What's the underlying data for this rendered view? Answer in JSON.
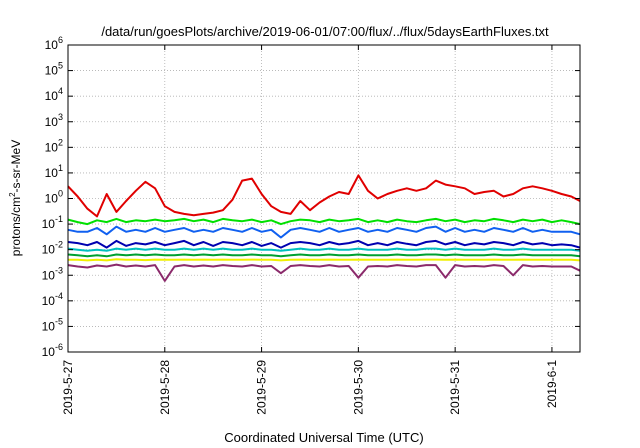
{
  "chart_data": {
    "type": "line",
    "title": "/data/run/goesPlots/archive/2019-06-01/07:00/flux/../flux/5daysEarthFluxes.txt",
    "xlabel": "Coordinated Universal Time (UTC)",
    "ylabel": {
      "base": "protons/cm",
      "sup": "2",
      "rest": "-s-sr-MeV"
    },
    "yscale": "log",
    "ylim_exp": [
      -6,
      6
    ],
    "ytick_base": "10",
    "yticks_exp": [
      "-6",
      "-5",
      "-4",
      "-3",
      "-2",
      "-1",
      "0",
      "1",
      "2",
      "3",
      "4",
      "5",
      "6"
    ],
    "xlim": [
      "2019-05-27",
      "2019-06-01 07:00"
    ],
    "xticks": [
      "2019-5-27",
      "2019-5-28",
      "2019-5-29",
      "2019-5-30",
      "2019-5-31",
      "2019-6-1"
    ],
    "grid": true,
    "x_days": [
      0,
      0.1,
      0.2,
      0.3,
      0.4,
      0.5,
      0.6,
      0.7,
      0.8,
      0.9,
      1.0,
      1.1,
      1.2,
      1.3,
      1.4,
      1.5,
      1.6,
      1.7,
      1.8,
      1.9,
      2.0,
      2.1,
      2.2,
      2.3,
      2.4,
      2.5,
      2.6,
      2.7,
      2.8,
      2.9,
      3.0,
      3.1,
      3.2,
      3.3,
      3.4,
      3.5,
      3.6,
      3.7,
      3.8,
      3.9,
      4.0,
      4.1,
      4.2,
      4.3,
      4.4,
      4.5,
      4.6,
      4.7,
      4.8,
      4.9,
      5.0,
      5.1,
      5.2,
      5.29
    ],
    "series": [
      {
        "color": "#e00000",
        "values": [
          3.0,
          1.2,
          0.4,
          0.2,
          1.5,
          0.3,
          0.8,
          2.0,
          4.5,
          2.5,
          0.5,
          0.3,
          0.25,
          0.22,
          0.25,
          0.28,
          0.35,
          0.9,
          5.0,
          6.0,
          1.5,
          0.5,
          0.3,
          0.25,
          0.8,
          0.35,
          0.7,
          1.2,
          1.8,
          1.5,
          8.0,
          2.0,
          1.0,
          1.5,
          2.0,
          2.5,
          2.0,
          2.5,
          5.0,
          3.5,
          3.0,
          2.5,
          1.5,
          1.8,
          2.0,
          1.2,
          1.5,
          2.5,
          3.0,
          2.5,
          2.0,
          1.5,
          1.2,
          0.8
        ]
      },
      {
        "color": "#00e000",
        "values": [
          0.15,
          0.12,
          0.1,
          0.14,
          0.12,
          0.16,
          0.12,
          0.14,
          0.13,
          0.15,
          0.13,
          0.14,
          0.16,
          0.13,
          0.15,
          0.12,
          0.16,
          0.14,
          0.13,
          0.15,
          0.12,
          0.14,
          0.1,
          0.13,
          0.15,
          0.14,
          0.12,
          0.15,
          0.13,
          0.14,
          0.16,
          0.12,
          0.14,
          0.12,
          0.15,
          0.13,
          0.12,
          0.14,
          0.16,
          0.13,
          0.15,
          0.12,
          0.14,
          0.13,
          0.16,
          0.14,
          0.12,
          0.15,
          0.13,
          0.15,
          0.12,
          0.14,
          0.12,
          0.1
        ]
      },
      {
        "color": "#1060f0",
        "values": [
          0.06,
          0.05,
          0.05,
          0.07,
          0.04,
          0.08,
          0.05,
          0.06,
          0.05,
          0.07,
          0.05,
          0.06,
          0.07,
          0.05,
          0.06,
          0.05,
          0.07,
          0.06,
          0.05,
          0.07,
          0.05,
          0.06,
          0.03,
          0.06,
          0.07,
          0.06,
          0.05,
          0.07,
          0.05,
          0.06,
          0.07,
          0.05,
          0.06,
          0.05,
          0.07,
          0.06,
          0.05,
          0.07,
          0.08,
          0.05,
          0.07,
          0.05,
          0.06,
          0.05,
          0.07,
          0.06,
          0.05,
          0.07,
          0.05,
          0.06,
          0.05,
          0.05,
          0.05,
          0.04
        ]
      },
      {
        "color": "#0000b0",
        "values": [
          0.02,
          0.018,
          0.015,
          0.02,
          0.012,
          0.022,
          0.014,
          0.018,
          0.016,
          0.02,
          0.015,
          0.018,
          0.022,
          0.015,
          0.02,
          0.014,
          0.02,
          0.018,
          0.015,
          0.02,
          0.014,
          0.018,
          0.012,
          0.018,
          0.02,
          0.018,
          0.015,
          0.02,
          0.016,
          0.018,
          0.022,
          0.015,
          0.018,
          0.015,
          0.02,
          0.017,
          0.015,
          0.02,
          0.022,
          0.016,
          0.02,
          0.015,
          0.018,
          0.016,
          0.02,
          0.018,
          0.015,
          0.02,
          0.016,
          0.018,
          0.015,
          0.016,
          0.015,
          0.012
        ]
      },
      {
        "color": "#00c0c0",
        "values": [
          0.011,
          0.01,
          0.009,
          0.01,
          0.009,
          0.011,
          0.01,
          0.011,
          0.01,
          0.011,
          0.01,
          0.01,
          0.011,
          0.01,
          0.011,
          0.01,
          0.011,
          0.01,
          0.01,
          0.011,
          0.01,
          0.01,
          0.009,
          0.01,
          0.011,
          0.01,
          0.01,
          0.011,
          0.01,
          0.01,
          0.011,
          0.01,
          0.01,
          0.01,
          0.011,
          0.01,
          0.01,
          0.011,
          0.011,
          0.01,
          0.011,
          0.01,
          0.01,
          0.01,
          0.011,
          0.01,
          0.01,
          0.011,
          0.01,
          0.01,
          0.01,
          0.01,
          0.01,
          0.009
        ]
      },
      {
        "color": "#00a030",
        "values": [
          0.0065,
          0.006,
          0.0055,
          0.006,
          0.0055,
          0.0065,
          0.006,
          0.0065,
          0.006,
          0.0065,
          0.006,
          0.006,
          0.0065,
          0.006,
          0.0065,
          0.006,
          0.0065,
          0.006,
          0.006,
          0.0065,
          0.006,
          0.006,
          0.0055,
          0.006,
          0.0065,
          0.006,
          0.006,
          0.0065,
          0.006,
          0.006,
          0.0065,
          0.006,
          0.006,
          0.006,
          0.0065,
          0.006,
          0.006,
          0.0065,
          0.0065,
          0.006,
          0.0065,
          0.006,
          0.006,
          0.006,
          0.0065,
          0.006,
          0.006,
          0.0065,
          0.006,
          0.006,
          0.006,
          0.006,
          0.006,
          0.0055
        ]
      },
      {
        "color": "#f0f000",
        "values": [
          0.004,
          0.004,
          0.0038,
          0.004,
          0.0038,
          0.0042,
          0.004,
          0.004,
          0.0039,
          0.0041,
          0.004,
          0.004,
          0.0041,
          0.004,
          0.0041,
          0.004,
          0.0041,
          0.004,
          0.004,
          0.0041,
          0.004,
          0.004,
          0.0038,
          0.004,
          0.0041,
          0.004,
          0.004,
          0.0041,
          0.004,
          0.004,
          0.0041,
          0.004,
          0.004,
          0.004,
          0.0041,
          0.004,
          0.004,
          0.0041,
          0.0041,
          0.004,
          0.0041,
          0.004,
          0.004,
          0.004,
          0.0041,
          0.004,
          0.004,
          0.0041,
          0.004,
          0.004,
          0.004,
          0.004,
          0.004,
          0.0038
        ]
      },
      {
        "color": "#8b2a6b",
        "values": [
          0.0025,
          0.0022,
          0.002,
          0.0024,
          0.0022,
          0.0026,
          0.0022,
          0.0024,
          0.0022,
          0.0025,
          0.0006,
          0.0022,
          0.0025,
          0.0022,
          0.0024,
          0.0022,
          0.0025,
          0.0023,
          0.0022,
          0.0025,
          0.0022,
          0.0023,
          0.0012,
          0.0023,
          0.0025,
          0.0023,
          0.0022,
          0.0025,
          0.0022,
          0.0023,
          0.0008,
          0.0022,
          0.0023,
          0.0022,
          0.0025,
          0.0023,
          0.0022,
          0.0025,
          0.0025,
          0.0008,
          0.0025,
          0.0022,
          0.0023,
          0.0022,
          0.0025,
          0.0023,
          0.001,
          0.0025,
          0.0022,
          0.0023,
          0.0022,
          0.0022,
          0.0022,
          0.0015
        ]
      }
    ]
  }
}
········
* **Your task**: Search the data for the string "color" and copy each line where it appears.

* **Task response**:
        "color": "#e00000",
        "color": "#00e000",
        "color": "#1060f0",
        "color": "#0000b0",
        "color": "#00c0c0",
        "color": "#00a030",
        "color": "#f0f000",
        "color": "#8b2a6b",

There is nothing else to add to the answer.